Exercise instructions -> Reproduce verbatim everything in the data from the line containing "current-vehicle-card: Aktuelles Fahrzeug" down to the line containing "gold-value: +28,78% <box>190", with both of those lines included.

Data provided ->
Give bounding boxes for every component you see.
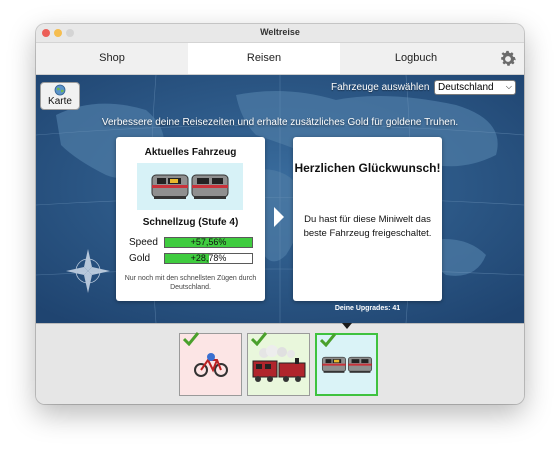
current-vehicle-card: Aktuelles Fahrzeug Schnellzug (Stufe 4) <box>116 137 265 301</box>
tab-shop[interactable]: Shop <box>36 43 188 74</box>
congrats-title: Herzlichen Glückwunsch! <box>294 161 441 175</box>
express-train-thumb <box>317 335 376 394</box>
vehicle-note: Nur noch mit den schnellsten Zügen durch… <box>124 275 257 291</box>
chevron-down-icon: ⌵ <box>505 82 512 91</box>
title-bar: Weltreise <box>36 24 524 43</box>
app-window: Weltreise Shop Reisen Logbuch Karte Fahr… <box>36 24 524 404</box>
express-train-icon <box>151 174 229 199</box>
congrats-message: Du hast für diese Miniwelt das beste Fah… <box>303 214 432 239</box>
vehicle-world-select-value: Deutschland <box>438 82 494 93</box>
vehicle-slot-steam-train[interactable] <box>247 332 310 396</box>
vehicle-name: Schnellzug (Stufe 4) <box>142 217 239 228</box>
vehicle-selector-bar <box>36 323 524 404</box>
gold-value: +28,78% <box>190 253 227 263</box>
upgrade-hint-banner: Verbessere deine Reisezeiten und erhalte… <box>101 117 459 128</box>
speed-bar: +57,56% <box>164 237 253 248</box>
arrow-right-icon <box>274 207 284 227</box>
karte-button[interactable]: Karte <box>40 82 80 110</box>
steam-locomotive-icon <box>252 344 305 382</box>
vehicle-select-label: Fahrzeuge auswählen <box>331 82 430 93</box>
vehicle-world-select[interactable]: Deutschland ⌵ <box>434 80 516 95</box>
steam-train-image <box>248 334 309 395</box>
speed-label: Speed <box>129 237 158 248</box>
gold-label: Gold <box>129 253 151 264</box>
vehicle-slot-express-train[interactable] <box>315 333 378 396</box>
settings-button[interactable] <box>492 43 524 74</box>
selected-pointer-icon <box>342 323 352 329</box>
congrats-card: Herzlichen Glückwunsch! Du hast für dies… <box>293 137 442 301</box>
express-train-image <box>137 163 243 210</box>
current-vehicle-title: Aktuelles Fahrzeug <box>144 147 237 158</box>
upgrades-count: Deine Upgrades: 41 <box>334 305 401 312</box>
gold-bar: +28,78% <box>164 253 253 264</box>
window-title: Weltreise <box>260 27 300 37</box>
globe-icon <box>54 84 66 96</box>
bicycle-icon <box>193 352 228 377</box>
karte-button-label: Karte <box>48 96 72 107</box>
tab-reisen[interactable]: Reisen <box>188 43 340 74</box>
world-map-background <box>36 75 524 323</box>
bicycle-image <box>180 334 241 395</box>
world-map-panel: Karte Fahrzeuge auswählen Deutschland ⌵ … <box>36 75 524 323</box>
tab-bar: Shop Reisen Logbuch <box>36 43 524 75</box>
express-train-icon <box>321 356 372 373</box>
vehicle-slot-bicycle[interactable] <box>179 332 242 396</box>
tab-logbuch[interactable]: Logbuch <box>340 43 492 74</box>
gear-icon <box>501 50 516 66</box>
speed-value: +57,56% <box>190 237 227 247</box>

---

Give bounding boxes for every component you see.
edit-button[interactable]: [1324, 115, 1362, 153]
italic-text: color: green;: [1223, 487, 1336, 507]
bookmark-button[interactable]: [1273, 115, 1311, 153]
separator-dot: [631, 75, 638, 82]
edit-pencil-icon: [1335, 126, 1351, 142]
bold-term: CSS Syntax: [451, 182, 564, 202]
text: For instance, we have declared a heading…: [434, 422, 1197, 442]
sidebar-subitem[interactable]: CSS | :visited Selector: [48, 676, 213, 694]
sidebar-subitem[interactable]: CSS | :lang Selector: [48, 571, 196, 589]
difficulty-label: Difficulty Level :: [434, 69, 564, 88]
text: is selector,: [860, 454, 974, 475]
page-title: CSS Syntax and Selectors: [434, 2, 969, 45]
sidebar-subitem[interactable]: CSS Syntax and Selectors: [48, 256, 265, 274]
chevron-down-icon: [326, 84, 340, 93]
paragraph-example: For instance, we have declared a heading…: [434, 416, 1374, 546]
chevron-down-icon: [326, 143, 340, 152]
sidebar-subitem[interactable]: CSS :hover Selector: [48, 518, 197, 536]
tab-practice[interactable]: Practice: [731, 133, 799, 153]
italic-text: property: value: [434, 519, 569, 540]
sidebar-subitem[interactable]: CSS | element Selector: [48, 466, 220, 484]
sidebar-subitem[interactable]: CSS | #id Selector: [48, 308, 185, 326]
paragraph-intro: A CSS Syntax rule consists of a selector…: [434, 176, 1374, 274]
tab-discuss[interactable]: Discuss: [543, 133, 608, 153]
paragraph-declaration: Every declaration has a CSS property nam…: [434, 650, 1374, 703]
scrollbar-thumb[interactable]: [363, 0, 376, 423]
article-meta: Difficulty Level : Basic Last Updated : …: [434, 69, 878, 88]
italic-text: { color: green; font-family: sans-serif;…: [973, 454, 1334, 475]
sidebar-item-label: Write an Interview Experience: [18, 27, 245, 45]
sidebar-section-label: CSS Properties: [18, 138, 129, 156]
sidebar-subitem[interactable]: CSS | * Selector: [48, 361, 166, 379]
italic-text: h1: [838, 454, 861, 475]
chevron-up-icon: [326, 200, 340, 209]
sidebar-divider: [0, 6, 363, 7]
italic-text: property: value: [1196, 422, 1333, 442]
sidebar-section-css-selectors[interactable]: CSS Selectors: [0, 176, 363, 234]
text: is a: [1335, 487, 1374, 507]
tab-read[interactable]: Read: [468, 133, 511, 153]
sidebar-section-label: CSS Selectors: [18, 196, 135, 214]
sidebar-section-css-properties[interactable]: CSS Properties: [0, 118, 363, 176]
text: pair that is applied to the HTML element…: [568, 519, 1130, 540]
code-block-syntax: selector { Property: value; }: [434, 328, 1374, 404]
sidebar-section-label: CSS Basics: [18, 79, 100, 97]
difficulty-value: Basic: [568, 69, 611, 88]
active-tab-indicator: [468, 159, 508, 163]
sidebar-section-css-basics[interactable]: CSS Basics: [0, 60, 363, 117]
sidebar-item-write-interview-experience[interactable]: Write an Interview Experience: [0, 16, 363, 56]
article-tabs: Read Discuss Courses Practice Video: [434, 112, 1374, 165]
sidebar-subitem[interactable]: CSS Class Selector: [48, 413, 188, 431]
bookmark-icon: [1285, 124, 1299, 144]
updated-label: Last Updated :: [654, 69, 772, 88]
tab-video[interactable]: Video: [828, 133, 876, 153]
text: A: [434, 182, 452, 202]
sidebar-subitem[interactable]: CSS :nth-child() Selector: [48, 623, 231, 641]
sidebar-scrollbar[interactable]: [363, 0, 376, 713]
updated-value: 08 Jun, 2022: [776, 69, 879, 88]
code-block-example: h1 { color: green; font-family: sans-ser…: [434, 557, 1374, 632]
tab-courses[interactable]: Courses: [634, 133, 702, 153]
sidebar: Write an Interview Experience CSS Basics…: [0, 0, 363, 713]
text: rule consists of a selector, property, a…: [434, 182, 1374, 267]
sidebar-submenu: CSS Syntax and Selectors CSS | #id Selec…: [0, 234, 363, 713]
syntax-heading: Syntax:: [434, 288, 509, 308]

Task result ->
current-vehicle-card: Aktuelles Fahrzeug Schnellzug (Stufe 4) <box>116 137 265 301</box>
tab-shop[interactable]: Shop <box>36 43 188 74</box>
congrats-title: Herzlichen Glückwunsch! <box>294 161 441 175</box>
express-train-thumb <box>317 335 376 394</box>
vehicle-note: Nur noch mit den schnellsten Zügen durch… <box>124 275 257 291</box>
chevron-down-icon: ⌵ <box>505 82 512 91</box>
title-bar: Weltreise <box>36 24 524 43</box>
app-window: Weltreise Shop Reisen Logbuch Karte Fahr… <box>36 24 524 404</box>
express-train-icon <box>151 174 229 199</box>
congrats-message: Du hast für diese Miniwelt das beste Fah… <box>303 214 432 239</box>
vehicle-world-select-value: Deutschland <box>438 82 494 93</box>
vehicle-slot-steam-train[interactable] <box>247 332 310 396</box>
vehicle-name: Schnellzug (Stufe 4) <box>142 217 239 228</box>
vehicle-selector-bar <box>36 323 524 404</box>
gold-value: +28,78% <box>190 253 227 263</box>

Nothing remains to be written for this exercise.